SHORT TASK: Only lines with the string "right" matter here; gather them from the material below.

— Start —

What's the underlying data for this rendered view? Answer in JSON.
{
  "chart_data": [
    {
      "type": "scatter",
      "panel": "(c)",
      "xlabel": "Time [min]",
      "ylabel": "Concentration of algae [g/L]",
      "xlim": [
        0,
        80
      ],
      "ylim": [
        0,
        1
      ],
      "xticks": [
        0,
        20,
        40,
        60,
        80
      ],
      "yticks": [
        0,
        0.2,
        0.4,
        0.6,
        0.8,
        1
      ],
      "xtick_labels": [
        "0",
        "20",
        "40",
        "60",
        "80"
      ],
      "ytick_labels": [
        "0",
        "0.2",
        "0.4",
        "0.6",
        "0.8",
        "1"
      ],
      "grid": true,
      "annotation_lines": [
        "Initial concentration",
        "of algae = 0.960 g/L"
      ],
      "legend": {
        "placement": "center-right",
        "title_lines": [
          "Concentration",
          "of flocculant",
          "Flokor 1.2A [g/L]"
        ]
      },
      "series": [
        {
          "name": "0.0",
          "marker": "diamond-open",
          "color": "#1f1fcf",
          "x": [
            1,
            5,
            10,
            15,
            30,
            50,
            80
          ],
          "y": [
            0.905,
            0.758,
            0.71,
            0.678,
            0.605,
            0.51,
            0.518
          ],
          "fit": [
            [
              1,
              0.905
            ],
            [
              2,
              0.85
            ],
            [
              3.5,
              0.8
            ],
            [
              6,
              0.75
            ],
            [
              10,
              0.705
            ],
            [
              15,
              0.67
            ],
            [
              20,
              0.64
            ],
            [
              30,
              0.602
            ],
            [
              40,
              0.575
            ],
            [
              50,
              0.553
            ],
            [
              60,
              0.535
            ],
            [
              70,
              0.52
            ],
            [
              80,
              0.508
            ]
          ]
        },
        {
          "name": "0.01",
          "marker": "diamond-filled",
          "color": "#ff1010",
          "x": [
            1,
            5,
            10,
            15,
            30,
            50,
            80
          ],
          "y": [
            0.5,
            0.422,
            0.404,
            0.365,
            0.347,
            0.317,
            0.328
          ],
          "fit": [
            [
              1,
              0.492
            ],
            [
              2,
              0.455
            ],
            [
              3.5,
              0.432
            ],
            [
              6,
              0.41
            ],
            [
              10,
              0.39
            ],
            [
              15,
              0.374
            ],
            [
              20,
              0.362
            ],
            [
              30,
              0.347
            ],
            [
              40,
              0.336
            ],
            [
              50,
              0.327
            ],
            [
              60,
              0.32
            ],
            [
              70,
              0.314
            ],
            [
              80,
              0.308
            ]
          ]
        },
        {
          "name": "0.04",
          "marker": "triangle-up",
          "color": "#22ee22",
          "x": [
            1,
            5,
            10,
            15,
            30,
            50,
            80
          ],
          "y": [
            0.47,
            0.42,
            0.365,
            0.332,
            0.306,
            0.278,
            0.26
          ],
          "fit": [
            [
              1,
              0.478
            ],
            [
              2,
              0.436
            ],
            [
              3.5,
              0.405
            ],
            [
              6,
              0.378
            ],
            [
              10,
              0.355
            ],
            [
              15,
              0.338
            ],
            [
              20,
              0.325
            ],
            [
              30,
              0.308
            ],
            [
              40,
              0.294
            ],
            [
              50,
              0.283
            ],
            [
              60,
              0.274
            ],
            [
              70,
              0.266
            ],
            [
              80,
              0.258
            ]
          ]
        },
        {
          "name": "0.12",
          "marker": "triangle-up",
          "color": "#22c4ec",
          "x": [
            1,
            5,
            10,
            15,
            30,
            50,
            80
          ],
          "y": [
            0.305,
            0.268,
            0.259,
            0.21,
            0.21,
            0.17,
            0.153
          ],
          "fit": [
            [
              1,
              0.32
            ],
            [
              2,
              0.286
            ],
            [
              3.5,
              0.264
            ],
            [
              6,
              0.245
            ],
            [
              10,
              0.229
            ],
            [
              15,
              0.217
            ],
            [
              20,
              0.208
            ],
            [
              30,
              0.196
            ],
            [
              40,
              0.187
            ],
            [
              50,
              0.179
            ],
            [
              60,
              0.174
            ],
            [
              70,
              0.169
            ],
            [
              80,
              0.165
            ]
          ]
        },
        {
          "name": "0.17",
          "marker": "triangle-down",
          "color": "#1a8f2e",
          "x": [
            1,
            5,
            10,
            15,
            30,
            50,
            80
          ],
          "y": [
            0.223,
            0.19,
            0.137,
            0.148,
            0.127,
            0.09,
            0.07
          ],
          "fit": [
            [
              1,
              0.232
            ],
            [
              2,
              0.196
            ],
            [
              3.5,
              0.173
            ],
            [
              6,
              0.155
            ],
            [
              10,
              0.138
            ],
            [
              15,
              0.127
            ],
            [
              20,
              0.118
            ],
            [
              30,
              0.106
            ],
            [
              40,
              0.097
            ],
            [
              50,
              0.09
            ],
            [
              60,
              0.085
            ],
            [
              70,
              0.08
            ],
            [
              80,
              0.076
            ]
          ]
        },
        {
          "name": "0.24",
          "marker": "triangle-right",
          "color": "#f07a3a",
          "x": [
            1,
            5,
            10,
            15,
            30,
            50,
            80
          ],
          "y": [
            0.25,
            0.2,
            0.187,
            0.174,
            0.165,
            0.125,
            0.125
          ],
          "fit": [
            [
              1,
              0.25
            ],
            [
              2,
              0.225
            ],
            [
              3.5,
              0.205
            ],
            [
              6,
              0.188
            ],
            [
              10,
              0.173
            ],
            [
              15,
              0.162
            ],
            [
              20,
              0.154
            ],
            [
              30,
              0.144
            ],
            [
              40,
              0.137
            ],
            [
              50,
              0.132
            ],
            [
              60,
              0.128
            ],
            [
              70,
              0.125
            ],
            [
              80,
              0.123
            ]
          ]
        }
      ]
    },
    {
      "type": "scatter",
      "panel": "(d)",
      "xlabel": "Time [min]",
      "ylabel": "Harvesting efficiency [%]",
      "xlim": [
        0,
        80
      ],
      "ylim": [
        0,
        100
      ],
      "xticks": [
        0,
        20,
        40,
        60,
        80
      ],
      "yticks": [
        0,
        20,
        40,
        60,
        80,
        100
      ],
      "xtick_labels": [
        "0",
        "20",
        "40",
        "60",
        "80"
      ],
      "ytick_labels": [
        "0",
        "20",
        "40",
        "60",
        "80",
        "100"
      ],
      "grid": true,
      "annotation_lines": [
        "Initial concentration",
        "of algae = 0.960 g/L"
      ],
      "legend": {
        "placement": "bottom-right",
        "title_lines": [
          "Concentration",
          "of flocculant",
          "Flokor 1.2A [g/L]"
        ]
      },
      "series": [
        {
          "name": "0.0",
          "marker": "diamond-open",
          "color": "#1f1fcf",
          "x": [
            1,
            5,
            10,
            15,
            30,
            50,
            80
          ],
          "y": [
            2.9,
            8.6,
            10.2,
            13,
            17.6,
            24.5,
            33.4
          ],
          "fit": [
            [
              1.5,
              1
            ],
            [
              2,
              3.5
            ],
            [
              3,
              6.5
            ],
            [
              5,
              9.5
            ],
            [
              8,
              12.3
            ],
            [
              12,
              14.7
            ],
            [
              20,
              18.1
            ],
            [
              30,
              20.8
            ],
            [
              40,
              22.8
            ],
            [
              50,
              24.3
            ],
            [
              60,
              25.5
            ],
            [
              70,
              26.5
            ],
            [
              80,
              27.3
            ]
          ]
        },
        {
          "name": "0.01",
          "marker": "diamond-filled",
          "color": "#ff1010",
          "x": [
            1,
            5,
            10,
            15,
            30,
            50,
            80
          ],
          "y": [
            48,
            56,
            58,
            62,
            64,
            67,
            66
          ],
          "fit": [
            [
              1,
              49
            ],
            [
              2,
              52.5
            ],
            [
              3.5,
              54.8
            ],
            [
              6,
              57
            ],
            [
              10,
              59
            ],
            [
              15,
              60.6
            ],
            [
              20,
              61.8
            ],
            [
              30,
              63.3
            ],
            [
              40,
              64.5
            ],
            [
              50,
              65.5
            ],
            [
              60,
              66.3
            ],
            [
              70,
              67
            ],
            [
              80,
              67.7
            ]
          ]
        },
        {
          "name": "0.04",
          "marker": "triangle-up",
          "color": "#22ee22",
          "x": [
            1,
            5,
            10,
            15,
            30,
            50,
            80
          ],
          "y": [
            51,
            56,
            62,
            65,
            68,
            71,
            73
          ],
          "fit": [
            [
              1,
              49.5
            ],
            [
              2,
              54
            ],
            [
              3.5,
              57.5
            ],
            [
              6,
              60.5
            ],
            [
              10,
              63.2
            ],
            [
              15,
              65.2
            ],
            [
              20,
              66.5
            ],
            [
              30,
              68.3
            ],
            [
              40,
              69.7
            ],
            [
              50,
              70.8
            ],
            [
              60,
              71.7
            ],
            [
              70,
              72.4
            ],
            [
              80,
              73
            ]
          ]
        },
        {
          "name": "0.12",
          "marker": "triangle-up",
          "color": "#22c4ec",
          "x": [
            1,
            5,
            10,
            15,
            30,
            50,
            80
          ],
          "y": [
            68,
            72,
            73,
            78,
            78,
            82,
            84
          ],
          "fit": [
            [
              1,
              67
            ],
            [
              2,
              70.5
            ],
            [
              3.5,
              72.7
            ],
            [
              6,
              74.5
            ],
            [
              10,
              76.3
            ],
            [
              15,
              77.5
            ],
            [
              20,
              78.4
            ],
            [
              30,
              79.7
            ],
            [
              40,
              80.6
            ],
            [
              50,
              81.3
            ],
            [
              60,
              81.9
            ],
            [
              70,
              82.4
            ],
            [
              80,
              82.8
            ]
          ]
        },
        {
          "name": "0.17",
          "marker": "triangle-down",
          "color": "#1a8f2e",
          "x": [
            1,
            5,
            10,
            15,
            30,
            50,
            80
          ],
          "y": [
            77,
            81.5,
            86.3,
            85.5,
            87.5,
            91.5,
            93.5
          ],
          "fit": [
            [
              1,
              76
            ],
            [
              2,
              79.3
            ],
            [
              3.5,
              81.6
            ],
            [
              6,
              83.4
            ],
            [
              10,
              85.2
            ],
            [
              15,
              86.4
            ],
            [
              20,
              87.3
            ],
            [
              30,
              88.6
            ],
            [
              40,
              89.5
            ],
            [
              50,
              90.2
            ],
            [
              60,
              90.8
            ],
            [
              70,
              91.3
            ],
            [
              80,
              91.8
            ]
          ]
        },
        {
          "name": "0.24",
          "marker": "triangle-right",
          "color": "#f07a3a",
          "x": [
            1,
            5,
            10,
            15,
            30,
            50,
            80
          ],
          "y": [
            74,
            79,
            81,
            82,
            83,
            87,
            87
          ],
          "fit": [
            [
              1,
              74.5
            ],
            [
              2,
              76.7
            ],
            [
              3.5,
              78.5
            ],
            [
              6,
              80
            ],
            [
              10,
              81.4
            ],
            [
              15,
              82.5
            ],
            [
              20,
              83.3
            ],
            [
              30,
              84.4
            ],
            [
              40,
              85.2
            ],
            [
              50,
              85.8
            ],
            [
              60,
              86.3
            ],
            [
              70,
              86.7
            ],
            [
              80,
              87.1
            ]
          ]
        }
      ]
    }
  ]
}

— End —

ANSWER TO THE EXERCISE:
        "placement": "center-right",
          "marker": "triangle-right",
        "placement": "bottom-right",
          "marker": "triangle-right",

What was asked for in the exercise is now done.